▸ Aim
Gather up the lines that contain "this".

▸ Provided material
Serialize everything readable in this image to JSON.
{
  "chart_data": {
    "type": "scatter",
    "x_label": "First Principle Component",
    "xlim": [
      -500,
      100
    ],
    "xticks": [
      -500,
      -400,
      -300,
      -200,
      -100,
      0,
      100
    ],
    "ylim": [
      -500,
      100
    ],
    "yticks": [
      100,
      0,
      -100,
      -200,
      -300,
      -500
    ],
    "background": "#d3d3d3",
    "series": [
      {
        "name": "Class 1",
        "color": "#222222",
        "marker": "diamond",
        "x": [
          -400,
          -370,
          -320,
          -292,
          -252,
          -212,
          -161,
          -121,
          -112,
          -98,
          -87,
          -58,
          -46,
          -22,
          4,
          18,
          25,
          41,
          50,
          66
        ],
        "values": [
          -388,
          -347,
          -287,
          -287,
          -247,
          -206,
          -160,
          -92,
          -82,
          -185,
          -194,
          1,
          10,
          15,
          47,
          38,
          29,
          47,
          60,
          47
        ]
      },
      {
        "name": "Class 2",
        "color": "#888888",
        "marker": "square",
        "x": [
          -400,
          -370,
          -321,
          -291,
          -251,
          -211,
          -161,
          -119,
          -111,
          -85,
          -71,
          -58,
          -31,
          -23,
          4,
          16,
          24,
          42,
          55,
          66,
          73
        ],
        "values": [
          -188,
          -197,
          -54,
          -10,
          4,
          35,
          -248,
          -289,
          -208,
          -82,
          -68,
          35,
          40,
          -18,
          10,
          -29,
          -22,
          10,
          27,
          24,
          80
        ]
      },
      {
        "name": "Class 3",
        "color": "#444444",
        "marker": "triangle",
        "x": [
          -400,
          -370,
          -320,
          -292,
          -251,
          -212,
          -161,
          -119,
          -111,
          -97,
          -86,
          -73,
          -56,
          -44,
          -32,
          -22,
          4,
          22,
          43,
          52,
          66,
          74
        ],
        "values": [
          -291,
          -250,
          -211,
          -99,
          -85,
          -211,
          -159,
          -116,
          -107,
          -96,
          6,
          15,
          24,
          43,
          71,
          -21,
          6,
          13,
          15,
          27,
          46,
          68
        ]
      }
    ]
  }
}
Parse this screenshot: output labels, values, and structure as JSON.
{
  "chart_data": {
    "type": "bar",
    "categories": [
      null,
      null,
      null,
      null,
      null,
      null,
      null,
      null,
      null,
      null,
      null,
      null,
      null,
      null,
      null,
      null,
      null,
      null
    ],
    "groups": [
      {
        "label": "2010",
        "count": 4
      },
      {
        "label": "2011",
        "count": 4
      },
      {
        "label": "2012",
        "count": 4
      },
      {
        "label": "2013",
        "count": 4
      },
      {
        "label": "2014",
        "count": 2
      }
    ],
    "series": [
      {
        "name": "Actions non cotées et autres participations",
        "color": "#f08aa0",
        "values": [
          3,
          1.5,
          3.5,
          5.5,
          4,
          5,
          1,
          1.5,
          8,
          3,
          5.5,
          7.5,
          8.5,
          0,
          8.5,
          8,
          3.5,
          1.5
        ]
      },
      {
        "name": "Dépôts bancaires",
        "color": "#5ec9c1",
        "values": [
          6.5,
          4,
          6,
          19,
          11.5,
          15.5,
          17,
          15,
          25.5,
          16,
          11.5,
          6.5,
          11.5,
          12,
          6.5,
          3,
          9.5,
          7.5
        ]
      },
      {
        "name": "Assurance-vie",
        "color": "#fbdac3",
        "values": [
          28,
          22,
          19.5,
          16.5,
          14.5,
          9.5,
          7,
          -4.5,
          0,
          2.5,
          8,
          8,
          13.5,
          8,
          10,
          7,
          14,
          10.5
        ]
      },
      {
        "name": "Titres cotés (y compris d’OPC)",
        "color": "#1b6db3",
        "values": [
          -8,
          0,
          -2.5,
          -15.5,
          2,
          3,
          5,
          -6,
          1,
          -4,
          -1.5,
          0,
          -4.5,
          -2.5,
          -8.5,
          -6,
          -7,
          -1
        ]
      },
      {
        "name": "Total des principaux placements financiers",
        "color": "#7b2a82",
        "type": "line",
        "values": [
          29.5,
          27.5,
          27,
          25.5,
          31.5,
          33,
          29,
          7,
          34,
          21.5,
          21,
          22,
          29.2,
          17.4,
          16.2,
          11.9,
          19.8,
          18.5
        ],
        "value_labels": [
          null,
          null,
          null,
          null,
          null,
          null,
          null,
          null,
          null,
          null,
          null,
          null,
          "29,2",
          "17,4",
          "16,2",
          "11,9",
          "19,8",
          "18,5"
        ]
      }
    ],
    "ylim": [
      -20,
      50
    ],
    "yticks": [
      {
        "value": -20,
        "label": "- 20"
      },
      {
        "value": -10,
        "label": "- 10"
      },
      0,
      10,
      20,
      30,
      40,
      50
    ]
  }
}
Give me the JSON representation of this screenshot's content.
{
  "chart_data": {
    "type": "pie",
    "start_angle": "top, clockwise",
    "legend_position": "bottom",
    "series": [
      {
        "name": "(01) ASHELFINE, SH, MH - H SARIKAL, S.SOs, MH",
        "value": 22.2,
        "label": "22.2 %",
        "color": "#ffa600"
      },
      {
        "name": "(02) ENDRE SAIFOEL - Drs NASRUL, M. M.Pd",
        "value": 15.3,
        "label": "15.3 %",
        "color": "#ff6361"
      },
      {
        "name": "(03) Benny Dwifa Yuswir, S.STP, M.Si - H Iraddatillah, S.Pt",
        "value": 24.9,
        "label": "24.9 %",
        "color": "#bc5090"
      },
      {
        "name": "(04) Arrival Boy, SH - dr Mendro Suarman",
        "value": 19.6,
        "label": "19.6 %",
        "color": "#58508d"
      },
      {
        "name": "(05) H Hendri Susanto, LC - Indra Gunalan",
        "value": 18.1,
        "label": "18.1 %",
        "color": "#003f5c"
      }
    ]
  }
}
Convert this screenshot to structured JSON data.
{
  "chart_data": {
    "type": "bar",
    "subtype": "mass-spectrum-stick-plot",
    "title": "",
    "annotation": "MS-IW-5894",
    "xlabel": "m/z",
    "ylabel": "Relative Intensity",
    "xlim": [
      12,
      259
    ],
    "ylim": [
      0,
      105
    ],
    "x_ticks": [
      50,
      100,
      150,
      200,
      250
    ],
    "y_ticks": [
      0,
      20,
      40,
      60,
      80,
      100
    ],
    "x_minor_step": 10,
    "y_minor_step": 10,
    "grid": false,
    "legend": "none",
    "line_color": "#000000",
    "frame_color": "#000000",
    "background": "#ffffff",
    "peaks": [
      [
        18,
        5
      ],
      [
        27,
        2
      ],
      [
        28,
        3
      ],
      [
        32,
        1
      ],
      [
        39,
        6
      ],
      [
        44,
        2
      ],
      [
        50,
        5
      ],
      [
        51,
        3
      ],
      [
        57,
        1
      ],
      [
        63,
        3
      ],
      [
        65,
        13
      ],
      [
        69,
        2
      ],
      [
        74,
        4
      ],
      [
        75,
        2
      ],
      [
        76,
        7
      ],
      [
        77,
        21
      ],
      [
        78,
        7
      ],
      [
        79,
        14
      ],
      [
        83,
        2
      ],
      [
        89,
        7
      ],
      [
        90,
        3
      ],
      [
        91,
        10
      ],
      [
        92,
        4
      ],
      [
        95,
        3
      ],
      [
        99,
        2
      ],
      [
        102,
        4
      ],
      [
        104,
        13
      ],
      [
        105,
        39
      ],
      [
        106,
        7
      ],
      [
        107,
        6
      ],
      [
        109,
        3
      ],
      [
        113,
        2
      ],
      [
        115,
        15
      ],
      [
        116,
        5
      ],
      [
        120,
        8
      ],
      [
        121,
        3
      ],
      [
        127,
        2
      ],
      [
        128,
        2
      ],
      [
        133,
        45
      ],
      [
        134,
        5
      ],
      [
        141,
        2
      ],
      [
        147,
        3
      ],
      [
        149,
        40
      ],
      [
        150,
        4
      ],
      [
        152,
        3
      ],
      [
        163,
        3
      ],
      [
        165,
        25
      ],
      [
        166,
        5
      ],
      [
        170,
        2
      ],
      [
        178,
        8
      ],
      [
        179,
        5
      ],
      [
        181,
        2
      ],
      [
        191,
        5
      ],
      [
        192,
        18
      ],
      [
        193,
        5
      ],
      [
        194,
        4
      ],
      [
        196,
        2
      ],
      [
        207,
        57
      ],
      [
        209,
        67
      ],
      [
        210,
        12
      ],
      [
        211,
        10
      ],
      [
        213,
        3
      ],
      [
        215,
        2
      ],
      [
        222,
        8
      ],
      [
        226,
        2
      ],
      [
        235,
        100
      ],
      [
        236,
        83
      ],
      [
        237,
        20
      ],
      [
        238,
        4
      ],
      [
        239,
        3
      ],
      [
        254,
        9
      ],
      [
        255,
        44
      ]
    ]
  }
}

▸ Expected answer
Serialize everything readable in this image to JSON.
Parse this screenshot: output labels, values, and structure as JSON.
Give me the JSON representation of this screenshot's content.
Convert this screenshot to structured JSON data.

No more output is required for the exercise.